§ **PROBLEM REQUIREMENTS**: Present the lines from the start of the box coordinate listings through the line containing "expander-plus-icon[interactable] [68,204,77,217]" as a numbered list, omitting any blank lines.

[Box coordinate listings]
▶
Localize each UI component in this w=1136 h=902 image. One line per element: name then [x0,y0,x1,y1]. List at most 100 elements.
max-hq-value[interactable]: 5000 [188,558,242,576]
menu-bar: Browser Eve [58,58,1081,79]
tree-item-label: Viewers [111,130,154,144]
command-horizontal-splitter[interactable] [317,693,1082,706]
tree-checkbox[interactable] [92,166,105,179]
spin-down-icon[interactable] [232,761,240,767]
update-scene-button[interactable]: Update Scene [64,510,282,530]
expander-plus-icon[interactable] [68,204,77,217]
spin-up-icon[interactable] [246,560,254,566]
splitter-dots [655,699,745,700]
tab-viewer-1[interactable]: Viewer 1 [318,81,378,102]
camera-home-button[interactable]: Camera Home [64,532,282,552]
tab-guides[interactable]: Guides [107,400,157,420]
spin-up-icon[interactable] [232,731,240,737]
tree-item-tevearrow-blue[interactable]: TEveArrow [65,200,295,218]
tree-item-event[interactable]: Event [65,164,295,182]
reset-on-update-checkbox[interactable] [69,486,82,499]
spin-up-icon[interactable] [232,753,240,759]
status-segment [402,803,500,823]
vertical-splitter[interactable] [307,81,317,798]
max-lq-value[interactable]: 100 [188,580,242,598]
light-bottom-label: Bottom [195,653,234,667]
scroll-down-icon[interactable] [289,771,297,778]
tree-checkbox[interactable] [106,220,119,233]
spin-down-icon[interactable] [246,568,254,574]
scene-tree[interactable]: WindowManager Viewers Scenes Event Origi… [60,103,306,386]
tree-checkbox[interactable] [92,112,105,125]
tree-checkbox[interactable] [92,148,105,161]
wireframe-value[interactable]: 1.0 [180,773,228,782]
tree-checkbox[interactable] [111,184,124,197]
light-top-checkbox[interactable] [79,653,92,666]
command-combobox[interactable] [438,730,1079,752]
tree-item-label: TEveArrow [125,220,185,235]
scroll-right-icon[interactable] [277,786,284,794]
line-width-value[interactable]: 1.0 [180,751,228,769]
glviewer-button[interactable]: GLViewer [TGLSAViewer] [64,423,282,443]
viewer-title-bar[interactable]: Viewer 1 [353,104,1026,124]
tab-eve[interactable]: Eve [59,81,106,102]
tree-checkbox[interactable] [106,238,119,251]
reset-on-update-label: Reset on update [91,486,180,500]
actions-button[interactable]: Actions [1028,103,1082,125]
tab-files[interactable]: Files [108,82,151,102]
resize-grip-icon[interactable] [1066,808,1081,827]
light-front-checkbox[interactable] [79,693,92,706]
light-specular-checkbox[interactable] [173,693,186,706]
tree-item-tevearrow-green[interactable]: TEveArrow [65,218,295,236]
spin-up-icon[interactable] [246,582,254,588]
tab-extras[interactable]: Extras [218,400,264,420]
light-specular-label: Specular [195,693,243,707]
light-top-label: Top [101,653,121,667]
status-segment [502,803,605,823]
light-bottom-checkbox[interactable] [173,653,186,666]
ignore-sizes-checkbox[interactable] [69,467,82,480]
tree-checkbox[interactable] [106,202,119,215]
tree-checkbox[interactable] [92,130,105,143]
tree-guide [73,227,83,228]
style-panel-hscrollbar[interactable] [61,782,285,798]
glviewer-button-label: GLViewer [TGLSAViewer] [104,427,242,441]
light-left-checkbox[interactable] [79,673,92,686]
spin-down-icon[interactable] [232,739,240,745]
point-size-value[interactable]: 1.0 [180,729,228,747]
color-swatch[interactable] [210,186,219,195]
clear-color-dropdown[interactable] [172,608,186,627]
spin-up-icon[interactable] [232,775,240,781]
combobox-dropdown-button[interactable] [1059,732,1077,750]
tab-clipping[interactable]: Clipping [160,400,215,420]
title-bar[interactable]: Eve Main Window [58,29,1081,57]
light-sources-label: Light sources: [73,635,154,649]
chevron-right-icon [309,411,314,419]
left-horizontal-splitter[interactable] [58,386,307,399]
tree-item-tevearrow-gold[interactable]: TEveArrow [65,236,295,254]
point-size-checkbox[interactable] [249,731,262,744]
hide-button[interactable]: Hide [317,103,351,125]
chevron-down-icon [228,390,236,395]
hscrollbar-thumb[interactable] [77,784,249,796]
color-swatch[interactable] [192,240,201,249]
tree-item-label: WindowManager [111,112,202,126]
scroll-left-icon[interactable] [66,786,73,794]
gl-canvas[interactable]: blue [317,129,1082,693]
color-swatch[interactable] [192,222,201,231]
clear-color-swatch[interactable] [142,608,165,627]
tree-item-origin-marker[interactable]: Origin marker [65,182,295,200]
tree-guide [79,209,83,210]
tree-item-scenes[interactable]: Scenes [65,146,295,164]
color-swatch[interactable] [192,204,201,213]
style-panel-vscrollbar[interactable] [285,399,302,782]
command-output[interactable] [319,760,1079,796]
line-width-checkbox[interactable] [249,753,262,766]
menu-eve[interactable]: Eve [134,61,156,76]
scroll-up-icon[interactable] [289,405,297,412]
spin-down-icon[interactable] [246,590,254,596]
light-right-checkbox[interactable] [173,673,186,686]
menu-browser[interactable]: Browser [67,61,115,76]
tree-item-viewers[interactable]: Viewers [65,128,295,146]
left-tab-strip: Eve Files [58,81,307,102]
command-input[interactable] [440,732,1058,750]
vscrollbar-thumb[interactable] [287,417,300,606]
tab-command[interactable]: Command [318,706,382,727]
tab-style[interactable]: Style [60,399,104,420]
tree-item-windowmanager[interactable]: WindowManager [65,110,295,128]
◀
§ **REPLY**:
1. Localize each UI component in this w=1136 h=902 image. One line per element: name then [x0,y0,x1,y1]. List at most 100 elements.
2. max-hq-value[interactable]: 5000 [188,558,242,576]
3. menu-bar: Browser Eve [58,58,1081,79]
4. tree-item-label: Viewers [111,130,154,144]
5. command-horizontal-splitter[interactable] [317,693,1082,706]
6. tree-checkbox[interactable] [92,166,105,179]
7. spin-down-icon[interactable] [232,761,240,767]
8. update-scene-button[interactable]: Update Scene [64,510,282,530]
9. expander-plus-icon[interactable] [68,204,77,217]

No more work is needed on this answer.